WHAT IS NEEDED: Keep only the lines of the data below that contain "秋季采收", and copy them.

[Dataset rows]
•••

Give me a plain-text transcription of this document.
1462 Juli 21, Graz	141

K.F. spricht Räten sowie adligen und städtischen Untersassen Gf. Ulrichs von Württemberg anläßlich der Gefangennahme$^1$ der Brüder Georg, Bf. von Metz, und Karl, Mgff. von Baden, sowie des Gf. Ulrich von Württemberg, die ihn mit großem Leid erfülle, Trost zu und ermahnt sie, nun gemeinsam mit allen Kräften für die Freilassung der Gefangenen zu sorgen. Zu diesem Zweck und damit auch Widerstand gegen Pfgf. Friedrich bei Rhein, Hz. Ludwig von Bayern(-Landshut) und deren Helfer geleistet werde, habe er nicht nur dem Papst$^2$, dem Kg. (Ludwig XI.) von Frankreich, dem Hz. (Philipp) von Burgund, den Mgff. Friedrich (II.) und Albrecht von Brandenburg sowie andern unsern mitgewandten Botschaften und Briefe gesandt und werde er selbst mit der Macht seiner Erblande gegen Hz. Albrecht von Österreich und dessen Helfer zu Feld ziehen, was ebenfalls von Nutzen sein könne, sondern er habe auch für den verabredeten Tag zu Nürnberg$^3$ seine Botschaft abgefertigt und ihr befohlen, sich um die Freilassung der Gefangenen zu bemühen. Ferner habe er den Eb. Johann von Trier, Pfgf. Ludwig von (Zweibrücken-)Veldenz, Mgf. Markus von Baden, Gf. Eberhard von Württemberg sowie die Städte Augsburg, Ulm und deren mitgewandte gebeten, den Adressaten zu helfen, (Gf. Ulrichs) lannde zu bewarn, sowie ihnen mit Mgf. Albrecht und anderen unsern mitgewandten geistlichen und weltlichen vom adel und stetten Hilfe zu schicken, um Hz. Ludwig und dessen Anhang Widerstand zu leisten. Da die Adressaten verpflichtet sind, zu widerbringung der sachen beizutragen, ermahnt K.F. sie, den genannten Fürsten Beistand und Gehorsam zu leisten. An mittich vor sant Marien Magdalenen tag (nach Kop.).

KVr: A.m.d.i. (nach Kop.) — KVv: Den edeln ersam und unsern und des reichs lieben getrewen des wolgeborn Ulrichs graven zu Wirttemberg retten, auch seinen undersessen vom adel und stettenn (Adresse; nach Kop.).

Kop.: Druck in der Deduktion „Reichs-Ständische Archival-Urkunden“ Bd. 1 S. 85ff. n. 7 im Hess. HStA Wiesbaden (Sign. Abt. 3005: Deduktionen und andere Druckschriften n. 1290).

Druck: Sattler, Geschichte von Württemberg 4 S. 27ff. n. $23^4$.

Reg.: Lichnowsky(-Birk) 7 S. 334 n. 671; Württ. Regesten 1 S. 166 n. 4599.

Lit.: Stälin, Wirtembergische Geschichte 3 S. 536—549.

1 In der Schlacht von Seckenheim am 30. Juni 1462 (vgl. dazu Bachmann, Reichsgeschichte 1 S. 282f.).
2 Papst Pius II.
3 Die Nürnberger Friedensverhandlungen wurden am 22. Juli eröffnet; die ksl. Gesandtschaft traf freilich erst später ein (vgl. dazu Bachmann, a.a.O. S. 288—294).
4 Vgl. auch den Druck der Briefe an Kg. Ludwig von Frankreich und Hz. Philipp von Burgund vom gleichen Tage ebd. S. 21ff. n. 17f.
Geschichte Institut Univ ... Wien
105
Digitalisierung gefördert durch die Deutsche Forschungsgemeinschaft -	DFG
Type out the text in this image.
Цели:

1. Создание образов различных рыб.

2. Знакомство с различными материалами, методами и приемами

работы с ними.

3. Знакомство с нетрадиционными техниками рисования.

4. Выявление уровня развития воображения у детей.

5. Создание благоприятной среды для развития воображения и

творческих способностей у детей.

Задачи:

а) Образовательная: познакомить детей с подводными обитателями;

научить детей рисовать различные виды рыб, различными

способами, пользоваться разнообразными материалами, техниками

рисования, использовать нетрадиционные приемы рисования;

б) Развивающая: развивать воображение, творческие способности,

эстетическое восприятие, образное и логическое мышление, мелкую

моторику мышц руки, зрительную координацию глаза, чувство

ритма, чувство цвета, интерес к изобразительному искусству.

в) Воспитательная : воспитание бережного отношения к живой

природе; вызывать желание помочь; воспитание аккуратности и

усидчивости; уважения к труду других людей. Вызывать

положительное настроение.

•••

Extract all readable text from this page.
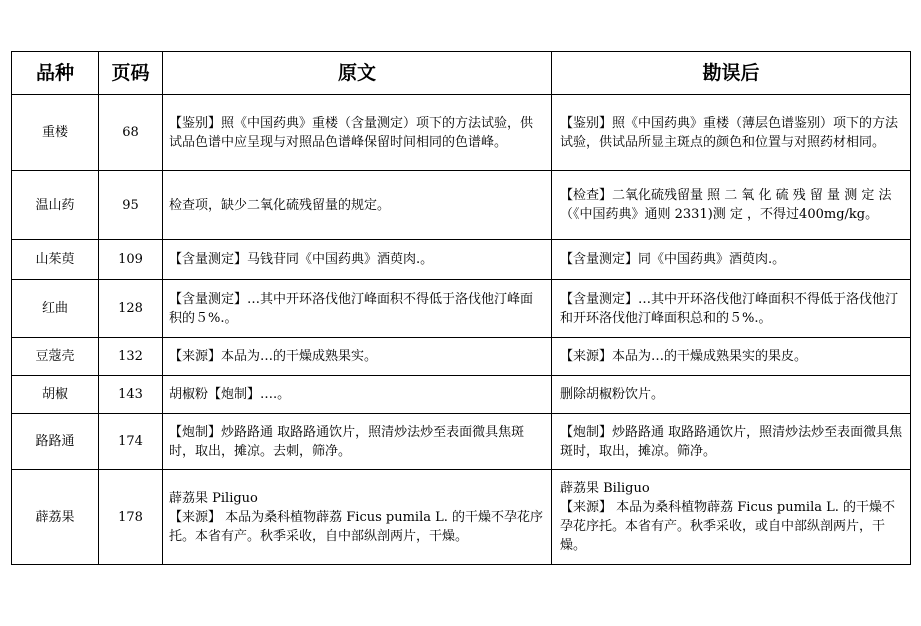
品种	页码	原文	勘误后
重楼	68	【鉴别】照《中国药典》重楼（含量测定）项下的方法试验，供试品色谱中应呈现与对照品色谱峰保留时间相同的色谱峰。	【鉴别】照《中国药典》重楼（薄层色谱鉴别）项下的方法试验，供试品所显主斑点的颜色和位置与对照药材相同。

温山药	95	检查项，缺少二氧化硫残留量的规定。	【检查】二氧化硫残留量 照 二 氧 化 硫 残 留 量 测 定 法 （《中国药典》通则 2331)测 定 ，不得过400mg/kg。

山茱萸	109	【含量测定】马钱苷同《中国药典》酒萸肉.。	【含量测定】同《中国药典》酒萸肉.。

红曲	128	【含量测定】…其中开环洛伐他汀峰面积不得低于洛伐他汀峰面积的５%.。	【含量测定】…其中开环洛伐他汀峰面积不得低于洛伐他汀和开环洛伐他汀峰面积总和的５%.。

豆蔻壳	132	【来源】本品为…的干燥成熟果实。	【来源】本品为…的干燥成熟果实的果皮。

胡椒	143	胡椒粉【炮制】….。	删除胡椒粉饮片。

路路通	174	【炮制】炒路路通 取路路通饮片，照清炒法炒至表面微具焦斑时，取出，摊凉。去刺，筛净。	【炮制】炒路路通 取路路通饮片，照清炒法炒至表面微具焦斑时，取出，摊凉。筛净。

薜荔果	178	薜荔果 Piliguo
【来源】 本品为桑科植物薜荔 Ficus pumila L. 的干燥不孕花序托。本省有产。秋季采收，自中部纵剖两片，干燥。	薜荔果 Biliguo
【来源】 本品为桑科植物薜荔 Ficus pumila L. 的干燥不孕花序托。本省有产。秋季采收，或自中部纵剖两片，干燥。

•••

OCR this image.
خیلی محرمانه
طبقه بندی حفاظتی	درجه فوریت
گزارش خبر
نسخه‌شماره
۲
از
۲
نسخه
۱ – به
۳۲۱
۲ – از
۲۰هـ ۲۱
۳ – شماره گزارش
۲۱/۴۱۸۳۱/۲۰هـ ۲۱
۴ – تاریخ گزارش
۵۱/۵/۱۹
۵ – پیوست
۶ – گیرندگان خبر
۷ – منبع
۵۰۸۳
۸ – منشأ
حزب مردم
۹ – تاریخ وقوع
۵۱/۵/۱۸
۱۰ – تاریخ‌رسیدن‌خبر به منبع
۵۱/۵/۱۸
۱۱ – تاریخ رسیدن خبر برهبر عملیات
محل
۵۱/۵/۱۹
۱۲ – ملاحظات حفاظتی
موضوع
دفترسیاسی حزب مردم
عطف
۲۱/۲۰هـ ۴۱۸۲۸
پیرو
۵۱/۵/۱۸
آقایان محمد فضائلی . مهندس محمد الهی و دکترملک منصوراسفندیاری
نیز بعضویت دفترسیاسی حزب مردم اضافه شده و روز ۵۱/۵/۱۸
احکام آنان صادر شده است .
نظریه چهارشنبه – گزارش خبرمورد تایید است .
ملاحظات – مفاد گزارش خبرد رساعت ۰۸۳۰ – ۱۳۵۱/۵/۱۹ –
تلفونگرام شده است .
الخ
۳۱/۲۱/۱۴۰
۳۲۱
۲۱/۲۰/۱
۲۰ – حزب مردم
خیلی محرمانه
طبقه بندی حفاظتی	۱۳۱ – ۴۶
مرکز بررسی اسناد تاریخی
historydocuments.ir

•••

EXPECTED ANSWER:
【来源】 本品为桑科植物薜荔 Ficus pumila L. 的干燥不孕花序托。本省有产。秋季采收，自中部纵剖两片，干燥。	薜荔果 Biliguo
【来源】 本品为桑科植物薜荔 Ficus pumila L. 的干燥不孕花序托。本省有产。秋季采收，或自中部纵剖两片，干燥。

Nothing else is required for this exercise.